[Records that describe figures]

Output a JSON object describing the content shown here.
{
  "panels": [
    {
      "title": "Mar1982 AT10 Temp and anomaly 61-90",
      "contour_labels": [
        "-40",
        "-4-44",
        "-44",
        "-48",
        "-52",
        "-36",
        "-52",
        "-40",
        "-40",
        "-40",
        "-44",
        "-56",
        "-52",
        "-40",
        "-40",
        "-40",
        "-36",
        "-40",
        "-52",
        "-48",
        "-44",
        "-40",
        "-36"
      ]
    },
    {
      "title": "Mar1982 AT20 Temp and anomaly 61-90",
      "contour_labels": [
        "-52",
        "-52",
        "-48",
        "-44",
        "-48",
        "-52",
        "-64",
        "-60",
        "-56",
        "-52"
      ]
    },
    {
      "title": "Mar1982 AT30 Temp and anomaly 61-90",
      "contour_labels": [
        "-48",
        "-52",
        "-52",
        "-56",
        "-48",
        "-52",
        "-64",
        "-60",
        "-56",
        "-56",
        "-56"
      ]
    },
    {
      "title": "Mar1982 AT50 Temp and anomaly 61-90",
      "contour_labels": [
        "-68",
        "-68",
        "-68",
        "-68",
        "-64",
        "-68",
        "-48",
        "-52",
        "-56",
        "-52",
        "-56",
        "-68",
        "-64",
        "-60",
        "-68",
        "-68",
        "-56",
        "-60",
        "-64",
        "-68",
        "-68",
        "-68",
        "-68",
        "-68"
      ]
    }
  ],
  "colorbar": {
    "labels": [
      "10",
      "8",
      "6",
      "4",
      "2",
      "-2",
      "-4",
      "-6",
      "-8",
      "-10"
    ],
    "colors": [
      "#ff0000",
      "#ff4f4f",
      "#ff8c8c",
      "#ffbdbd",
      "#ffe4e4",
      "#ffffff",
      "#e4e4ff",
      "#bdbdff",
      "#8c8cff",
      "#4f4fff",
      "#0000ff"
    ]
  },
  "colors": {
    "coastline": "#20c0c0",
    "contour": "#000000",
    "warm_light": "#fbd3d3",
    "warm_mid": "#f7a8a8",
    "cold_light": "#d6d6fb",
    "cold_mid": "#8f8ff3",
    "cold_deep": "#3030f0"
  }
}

▶ [What is asked] Reproduce each line holding the word "anomaly".

▶ [Task output]
      "title": "Mar1982 AT10 Temp and anomaly 61-90",
      "title": "Mar1982 AT20 Temp and anomaly 61-90",
      "title": "Mar1982 AT30 Temp and anomaly 61-90",
      "title": "Mar1982 AT50 Temp and anomaly 61-90",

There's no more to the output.